Task material:

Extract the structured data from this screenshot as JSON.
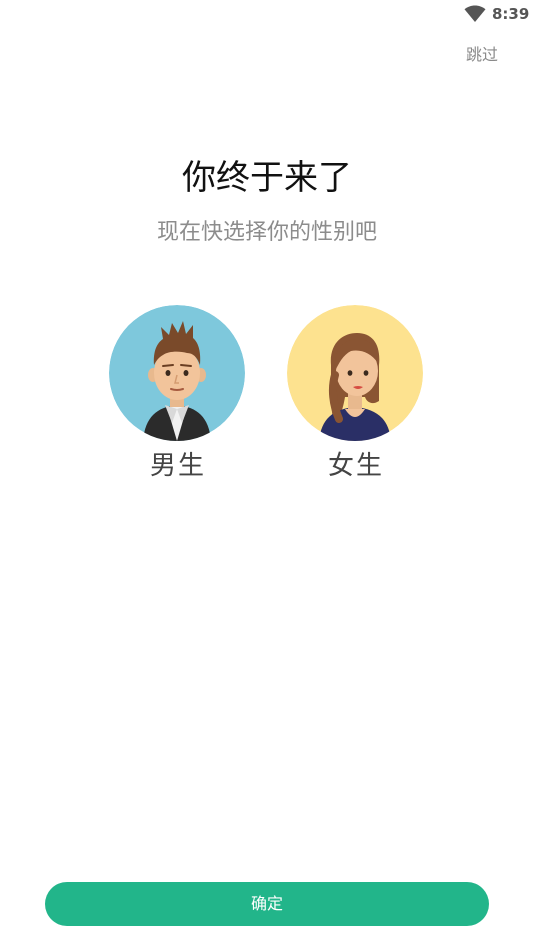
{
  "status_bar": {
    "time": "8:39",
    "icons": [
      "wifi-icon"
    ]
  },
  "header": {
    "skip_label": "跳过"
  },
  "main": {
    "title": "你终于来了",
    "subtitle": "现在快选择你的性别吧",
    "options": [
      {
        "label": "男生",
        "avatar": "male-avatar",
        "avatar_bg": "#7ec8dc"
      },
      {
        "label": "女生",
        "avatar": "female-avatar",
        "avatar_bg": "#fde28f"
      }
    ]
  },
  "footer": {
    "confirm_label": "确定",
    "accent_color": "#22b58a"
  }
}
* * *
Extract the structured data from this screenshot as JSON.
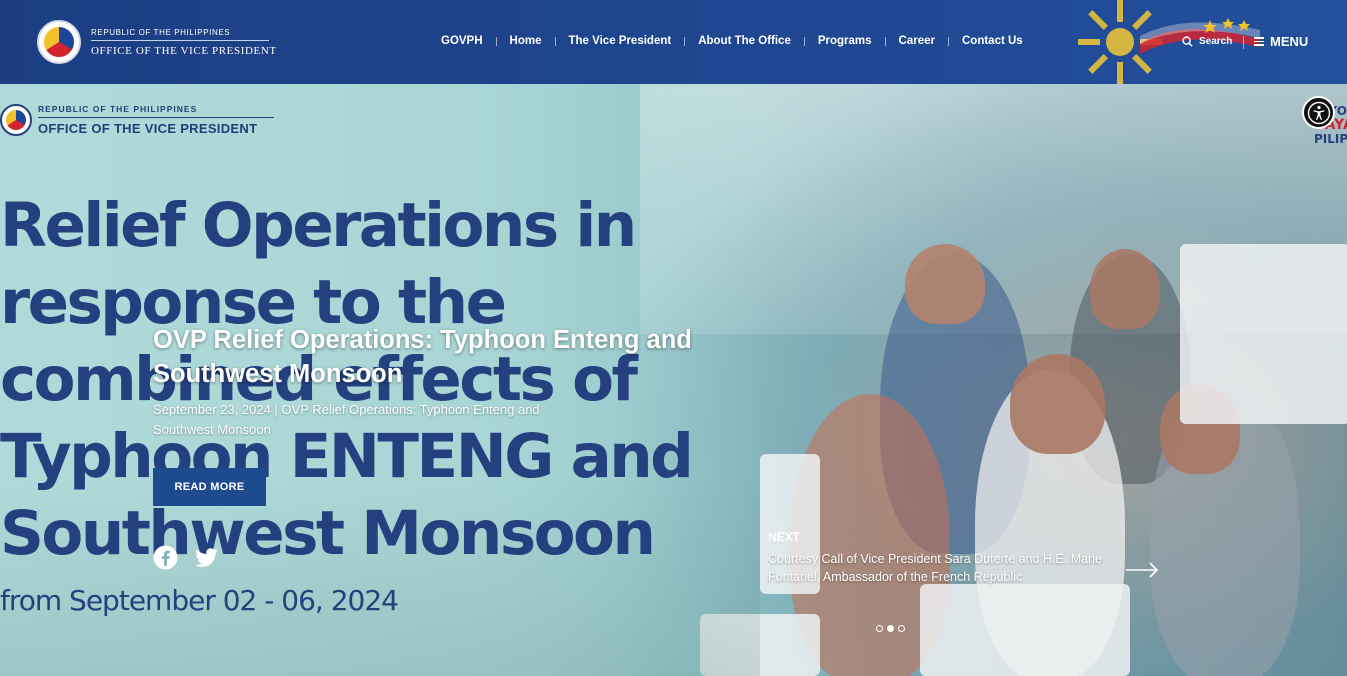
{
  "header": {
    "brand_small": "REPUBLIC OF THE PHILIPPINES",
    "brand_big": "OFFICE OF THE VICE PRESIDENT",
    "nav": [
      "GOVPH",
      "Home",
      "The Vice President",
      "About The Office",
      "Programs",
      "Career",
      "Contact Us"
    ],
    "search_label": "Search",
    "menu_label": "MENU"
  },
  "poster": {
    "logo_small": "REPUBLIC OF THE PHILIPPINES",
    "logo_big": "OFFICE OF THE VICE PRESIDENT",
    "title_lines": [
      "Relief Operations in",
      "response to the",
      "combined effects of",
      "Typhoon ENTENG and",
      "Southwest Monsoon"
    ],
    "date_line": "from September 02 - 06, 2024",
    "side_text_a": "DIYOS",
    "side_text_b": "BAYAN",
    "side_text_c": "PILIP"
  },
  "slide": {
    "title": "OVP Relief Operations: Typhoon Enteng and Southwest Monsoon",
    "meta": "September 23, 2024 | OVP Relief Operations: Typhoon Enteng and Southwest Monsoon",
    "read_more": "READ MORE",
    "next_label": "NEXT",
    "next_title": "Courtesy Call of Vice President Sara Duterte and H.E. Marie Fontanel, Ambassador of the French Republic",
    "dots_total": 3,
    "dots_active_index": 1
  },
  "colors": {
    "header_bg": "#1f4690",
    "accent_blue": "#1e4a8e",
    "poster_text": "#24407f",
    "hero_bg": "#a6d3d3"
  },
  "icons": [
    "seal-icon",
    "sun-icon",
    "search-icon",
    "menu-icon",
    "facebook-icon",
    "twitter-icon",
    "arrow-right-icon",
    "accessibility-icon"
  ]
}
--
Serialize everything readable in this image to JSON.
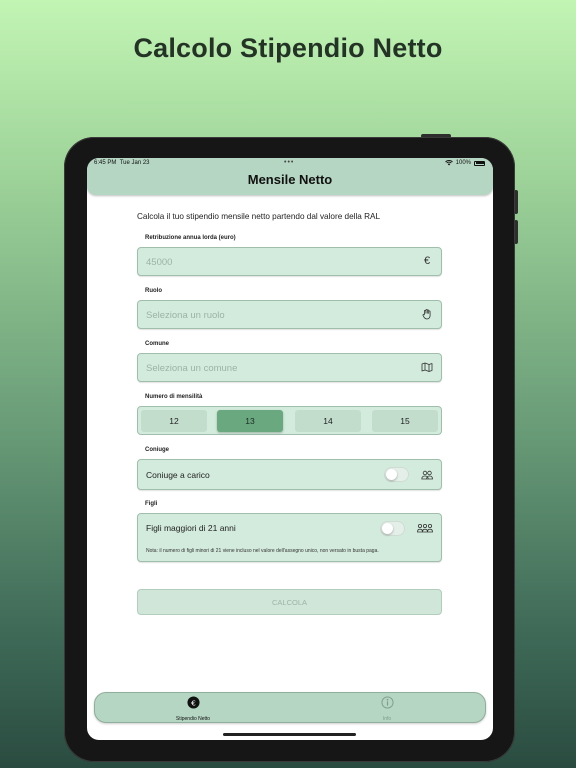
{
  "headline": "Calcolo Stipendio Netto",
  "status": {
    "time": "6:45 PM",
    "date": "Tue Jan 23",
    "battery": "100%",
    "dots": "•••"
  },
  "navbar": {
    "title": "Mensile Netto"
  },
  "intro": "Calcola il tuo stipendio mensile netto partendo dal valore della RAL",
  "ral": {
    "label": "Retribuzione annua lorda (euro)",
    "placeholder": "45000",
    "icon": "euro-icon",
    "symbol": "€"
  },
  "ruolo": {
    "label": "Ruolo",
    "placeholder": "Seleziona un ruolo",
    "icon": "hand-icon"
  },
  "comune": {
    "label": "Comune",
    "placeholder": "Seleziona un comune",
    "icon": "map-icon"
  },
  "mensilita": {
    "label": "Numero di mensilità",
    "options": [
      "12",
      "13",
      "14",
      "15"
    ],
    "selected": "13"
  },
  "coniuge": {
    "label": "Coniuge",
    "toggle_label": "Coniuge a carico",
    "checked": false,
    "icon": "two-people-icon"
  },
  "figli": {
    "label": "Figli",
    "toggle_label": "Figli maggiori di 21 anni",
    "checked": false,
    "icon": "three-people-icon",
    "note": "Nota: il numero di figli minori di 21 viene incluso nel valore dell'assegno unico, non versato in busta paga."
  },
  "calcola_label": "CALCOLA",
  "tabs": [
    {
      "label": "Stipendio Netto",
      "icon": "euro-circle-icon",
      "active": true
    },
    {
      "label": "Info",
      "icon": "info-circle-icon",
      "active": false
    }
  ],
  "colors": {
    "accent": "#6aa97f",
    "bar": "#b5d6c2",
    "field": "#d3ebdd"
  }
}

Directions for this task: Count how many lines above contain the word "circle". Reply with the number alone.

Response to the exercise: 2